* Directions for this task *
Reproduce word for word the part of the entries that opens with the line containing "toc-entry-link[interactable]: Porcedure: — [116, 891, 175, 906]" and closes with the line containing "toc-entry-page: 46 — [638, 777, 652, 792]", including both of those lines.

* Element and coordinate entries *
....................

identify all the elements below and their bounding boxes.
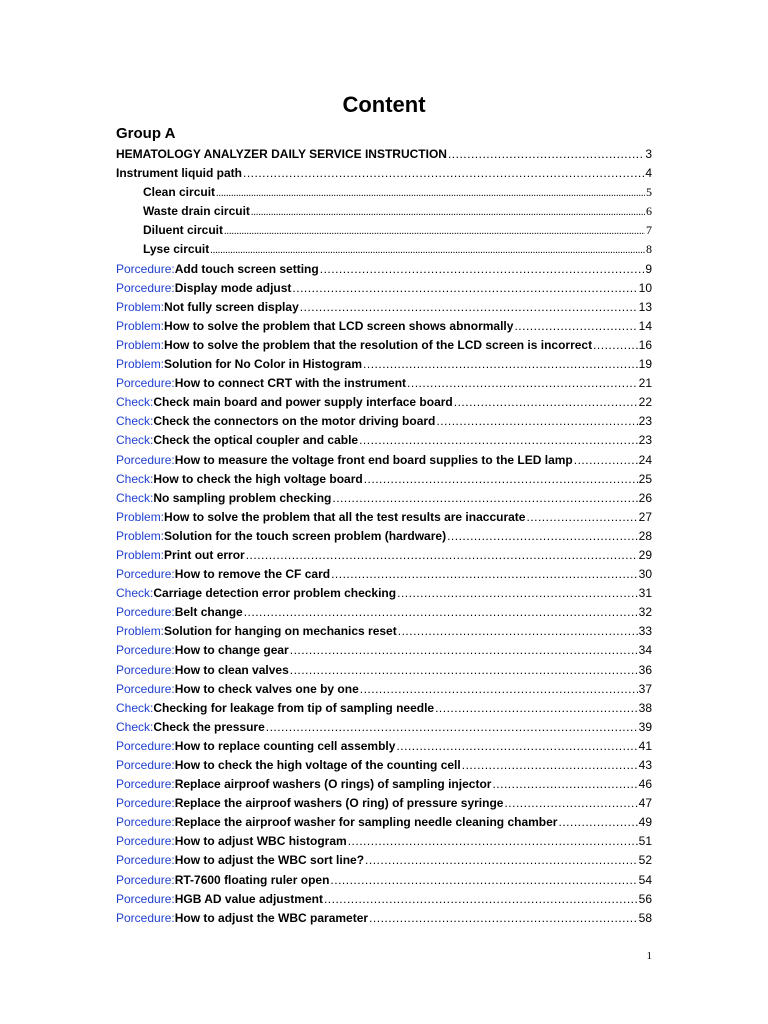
toc-entry-link[interactable]: Porcedure: — [116, 891, 175, 906]
dot-leader — [447, 527, 638, 546]
toc-entry[interactable] — [116, 851, 652, 870]
toc-entry[interactable] — [116, 470, 652, 489]
toc-entry-link[interactable]: Problem: — [116, 357, 165, 372]
toc-entry-page: 46 — [638, 777, 652, 792]
toc-entry[interactable] — [116, 775, 652, 794]
toc-entry-title: Print out error — [164, 547, 245, 562]
toc-entry-title: How to check the high voltage board — [153, 471, 363, 486]
toc-entry-title: Not fully screen display — [164, 299, 299, 314]
toc-entry[interactable] — [116, 202, 652, 221]
toc-entry[interactable] — [116, 431, 652, 450]
toc-entry[interactable] — [116, 909, 652, 928]
toc-entry-page: 52 — [638, 853, 652, 868]
toc-entry-page: 6 — [646, 204, 652, 219]
toc-entry-page: 23 — [638, 433, 652, 448]
dot-leader — [320, 260, 645, 279]
toc-entry-page: 43 — [638, 758, 652, 772]
toc-entry-page: 26 — [638, 490, 652, 505]
toc-entry[interactable] — [116, 221, 652, 240]
toc-entry-title: Check the optical coupler and cable — [153, 433, 359, 448]
toc-entry-page: 23 — [638, 414, 652, 429]
dot-leader — [348, 832, 638, 851]
toc-entry-link[interactable]: Problem: — [116, 509, 165, 524]
toc-entry-link[interactable]: Check: — [116, 586, 154, 601]
toc-entry-link[interactable]: Porcedure: — [116, 280, 175, 295]
toc-entry-title: How to check valves one by one — [174, 681, 359, 696]
toc-entry-title: How to measure the voltage front end board supplies to the LED lamp — [174, 452, 573, 467]
toc-entry-title: Belt change — [174, 605, 243, 620]
toc-entry-page: 30 — [638, 567, 652, 582]
toc-entry-title: Checking for leakage from tip of sampling needle — [153, 700, 435, 715]
toc-entry-page: 47 — [638, 796, 652, 811]
toc-entry-page: 9 — [645, 261, 652, 276]
toc-entry-page: 28 — [638, 528, 652, 543]
toc-entry[interactable] — [116, 164, 652, 183]
toc-entry[interactable] — [116, 603, 652, 622]
toc-entry-link[interactable]: Problem: — [116, 318, 165, 333]
toc-entry-title: How to solve the problem that the resolution of the LCD screen is incorrect — [164, 337, 593, 352]
toc-entry[interactable] — [116, 832, 652, 851]
toc-entry[interactable] — [116, 718, 652, 737]
toc-entry-title: Lyse circuit — [143, 242, 210, 257]
toc-entry[interactable] — [116, 260, 652, 279]
dot-leader — [369, 909, 638, 928]
toc-entry-page: 38 — [638, 700, 652, 715]
toc-entry-title: How to check the high voltage of the counting cell — [174, 758, 461, 772]
dot-leader — [365, 851, 638, 870]
dot-leader — [332, 489, 637, 508]
toc-entry-title: How to adjust WBC histogram — [174, 834, 347, 849]
dot-leader — [290, 661, 638, 680]
toc-entry-title: Display mode adjust — [174, 280, 292, 295]
dot-leader — [210, 241, 645, 260]
toc-entry[interactable] — [116, 317, 652, 336]
toc-entry-link[interactable]: Porcedure: — [116, 452, 175, 467]
toc-entry-page: 19 — [638, 357, 652, 372]
toc-entry-link[interactable]: Porcedure: — [116, 758, 175, 772]
dot-leader — [492, 775, 637, 794]
dot-leader — [331, 565, 638, 584]
toc-entry-page: 27 — [638, 509, 652, 524]
toc-entry-title: Replace the airproof washers (O ring) of pressure syringe — [174, 796, 504, 811]
dot-leader — [244, 603, 638, 622]
dot-leader — [324, 890, 638, 909]
toc-entry-link[interactable]: Porcedure: — [116, 567, 175, 582]
toc-entry-link[interactable]: Check: — [116, 414, 154, 429]
toc-entry-title: Replace airproof washers (O rings) of sampling injector — [174, 777, 492, 792]
toc-entry-title: How to adjust the WBC sort line? — [174, 853, 365, 868]
toc-entry[interactable] — [116, 737, 652, 756]
toc-entry-title: HGB AD value adjustment — [174, 891, 323, 906]
toc-entry[interactable] — [116, 527, 652, 546]
toc-entry-title: How to solve the problem that LCD screen shows abnormally — [164, 318, 514, 333]
toc-entry[interactable] — [116, 393, 652, 412]
dot-leader — [396, 737, 637, 756]
dot-leader — [397, 584, 638, 603]
dot-leader — [504, 794, 637, 813]
toc-entry[interactable] — [116, 489, 652, 508]
toc-entry-page: 16 — [638, 337, 652, 352]
toc-entry-page: 4 — [645, 166, 652, 181]
toc-entry-page: 7 — [646, 223, 652, 238]
dot-leader — [360, 680, 638, 699]
toc-entry-title: HEMATOLOGY ANALYZER DAILY SERVICE INSTRUCTION — [116, 147, 447, 161]
toc-entry-link[interactable]: Problem: — [116, 624, 165, 639]
dot-leader — [243, 164, 644, 183]
page-number: 1 — [646, 950, 652, 962]
dot-leader — [266, 718, 638, 737]
toc-entry-page: 56 — [638, 891, 652, 906]
toc-entry[interactable] — [116, 661, 652, 680]
toc-entry-link[interactable]: Porcedure: — [116, 815, 175, 830]
dot-leader — [558, 813, 637, 832]
dot-leader — [300, 298, 638, 317]
toc-entry-title: Waste drain circuit — [143, 204, 250, 219]
toc-entry-page: 24 — [638, 452, 652, 467]
toc-entry[interactable] — [116, 546, 652, 565]
toc-entry-title: How to clean valves — [174, 662, 289, 677]
toc-entry-title: No sampling problem checking — [153, 490, 332, 505]
toc-entry-page: 21 — [638, 376, 652, 391]
toc-entry-link[interactable]: Porcedure: — [116, 643, 175, 658]
toc-entry-page: 58 — [638, 910, 652, 925]
toc-entry[interactable] — [116, 794, 652, 813]
toc-entry-title: How to remove the CF card — [174, 567, 331, 582]
dot-leader — [435, 699, 638, 718]
toc-entry-page: 13 — [638, 299, 652, 314]
toc-entry-link[interactable]: Problem: — [116, 547, 165, 562]
toc-entry-title: Carriage detection error problem checking — [153, 586, 397, 601]
toc-entry[interactable] — [116, 336, 652, 355]
group-heading: Group A — [116, 125, 176, 142]
toc-entry-title: Add touch screen setting — [174, 261, 319, 276]
toc-entry-link[interactable]: Porcedure: — [116, 777, 175, 792]
dot-leader — [364, 470, 638, 489]
toc-entry-link[interactable]: Porcedure: — [116, 853, 175, 868]
toc-entry-link[interactable]: Check: — [116, 490, 154, 505]
toc-entry[interactable] — [116, 145, 652, 164]
dot-leader — [224, 222, 645, 241]
toc-entry[interactable] — [116, 508, 652, 527]
toc-entry[interactable] — [116, 374, 652, 393]
toc-entry-title: Diluent circuit — [143, 223, 224, 238]
toc-entry-title: How to adjust the WBC parameter — [174, 910, 369, 925]
toc-entry[interactable] — [116, 279, 652, 298]
toc-entry[interactable] — [116, 813, 652, 832]
toc-entry-page: 3 — [645, 147, 652, 161]
toc-entry-page: 54 — [638, 872, 652, 887]
dot-leader — [574, 451, 638, 470]
dot-leader — [514, 317, 637, 336]
toc-entry-title: Solution for hanging on mechanics reset — [164, 624, 397, 639]
toc-entry-title: Clean circuit — [143, 185, 216, 200]
toc-entry-title: How to change gear — [174, 643, 289, 658]
toc-entry-page: 5 — [646, 185, 652, 200]
toc-entry[interactable] — [116, 412, 652, 431]
toc-entry-title: How to replace counting cell assembly — [174, 738, 396, 753]
toc-entry[interactable] — [116, 451, 652, 470]
toc-entry-page: 34 — [638, 643, 652, 658]
dot-leader — [454, 393, 638, 412]
toc-entry[interactable] — [116, 641, 652, 660]
dot-leader — [407, 374, 638, 393]
dot-leader — [290, 641, 638, 660]
toc-entry-link[interactable]: Problem: — [116, 299, 165, 314]
toc-entry[interactable] — [116, 680, 652, 699]
dot-leader — [593, 336, 638, 355]
toc-entry-title: Check the connectors on the motor driving board — [153, 414, 436, 429]
toc-entry-page: 36 — [638, 662, 652, 677]
toc-entry-link[interactable]: Porcedure: — [116, 872, 175, 887]
toc-entry[interactable] — [116, 565, 652, 584]
toc-entry-page: 29 — [638, 547, 652, 562]
toc-entry-link[interactable]: Porcedure: — [116, 261, 175, 276]
page-title: Content — [342, 92, 426, 117]
toc-entry-page: 25 — [638, 471, 652, 486]
dot-leader — [398, 622, 638, 641]
toc-entry-link[interactable]: Porcedure: — [116, 662, 175, 677]
toc-entry-link[interactable]: Problem: — [116, 337, 165, 352]
toc-entry[interactable] — [116, 584, 652, 603]
toc-entry-page: 32 — [638, 605, 652, 620]
toc-entry-link[interactable]: Porcedure: — [116, 376, 175, 391]
dot-leader — [246, 546, 638, 565]
toc-entry-link[interactable]: Check: — [116, 471, 154, 486]
dot-leader — [448, 145, 644, 164]
toc-entry-link[interactable]: Problem: — [116, 528, 165, 543]
table-of-contents — [116, 145, 652, 928]
toc-entry-page: 37 — [638, 681, 652, 696]
toc-entry-page: 10 — [638, 280, 652, 295]
toc-entry-link[interactable]: Porcedure: — [116, 605, 175, 620]
toc-entry[interactable] — [116, 622, 652, 641]
toc-entry-link[interactable]: Porcedure: — [116, 738, 175, 753]
toc-entry-link[interactable]: Check: — [116, 395, 154, 410]
toc-entry[interactable] — [116, 183, 652, 202]
toc-entry-page: 41 — [638, 738, 652, 753]
toc-entry-title: Check main board and power supply interface board — [153, 395, 453, 410]
dot-leader — [363, 355, 638, 374]
toc-entry-title: Check the pressure — [153, 719, 265, 734]
toc-entry-title: How to solve the problem that all the test results are inaccurate — [164, 509, 526, 524]
toc-entry[interactable] — [116, 871, 652, 890]
toc-entry-page: 39 — [638, 719, 652, 734]
toc-entry-link[interactable]: Check: — [116, 700, 154, 715]
toc-entry-title: Solution for the touch screen problem (hardware) — [164, 528, 447, 543]
toc-entry-title: Instrument liquid path — [116, 166, 242, 181]
toc-entry-link[interactable]: Check: — [116, 719, 154, 734]
toc-entry-title: Solution for No Color in Histogram — [164, 357, 363, 372]
toc-entry-title: RT-7600 floating ruler open — [174, 872, 330, 887]
toc-entry[interactable] — [116, 298, 652, 317]
dot-leader — [436, 412, 637, 431]
dot-leader — [526, 508, 637, 527]
dot-leader — [359, 431, 638, 450]
toc-entry-link[interactable]: Check: — [116, 433, 154, 448]
toc-entry[interactable] — [116, 355, 652, 374]
dot-leader — [292, 279, 637, 298]
toc-entry[interactable] — [116, 756, 652, 775]
toc-entry-title: How to connect CRT with the instrument — [174, 376, 407, 391]
toc-entry-link[interactable]: Porcedure: — [116, 834, 175, 849]
toc-entry-link[interactable]: Porcedure: — [116, 910, 175, 925]
toc-entry[interactable] — [116, 699, 652, 718]
toc-entry-page: 31 — [638, 586, 652, 601]
toc-entry[interactable] — [116, 890, 652, 909]
toc-entry-page: 51 — [638, 834, 652, 849]
toc-entry[interactable] — [116, 240, 652, 259]
toc-entry-link[interactable]: Porcedure: — [116, 681, 175, 696]
toc-entry-page: 33 — [638, 624, 652, 639]
toc-entry-page: 14 — [638, 318, 652, 333]
dot-leader — [251, 203, 645, 222]
dot-leader — [462, 756, 638, 775]
dot-leader — [330, 871, 637, 890]
toc-entry-title: Replace the airproof washer for sampling needle cleaning chamber — [174, 815, 558, 830]
toc-entry-page: 49 — [638, 815, 652, 830]
dot-leader — [216, 184, 645, 203]
toc-entry-link[interactable]: Porcedure: — [116, 796, 175, 811]
toc-entry-page: 22 — [638, 395, 652, 410]
toc-entry-page: 8 — [646, 242, 652, 257]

....................

* Reply *
toc-entry-link[interactable]: Porcedure: — [116, 891, 175, 906]
dot-leader — [447, 527, 638, 546]
toc-entry[interactable] — [116, 851, 652, 870]
toc-entry[interactable] — [116, 470, 652, 489]
toc-entry-link[interactable]: Problem: — [116, 357, 165, 372]
toc-entry-page: 46 — [638, 777, 652, 792]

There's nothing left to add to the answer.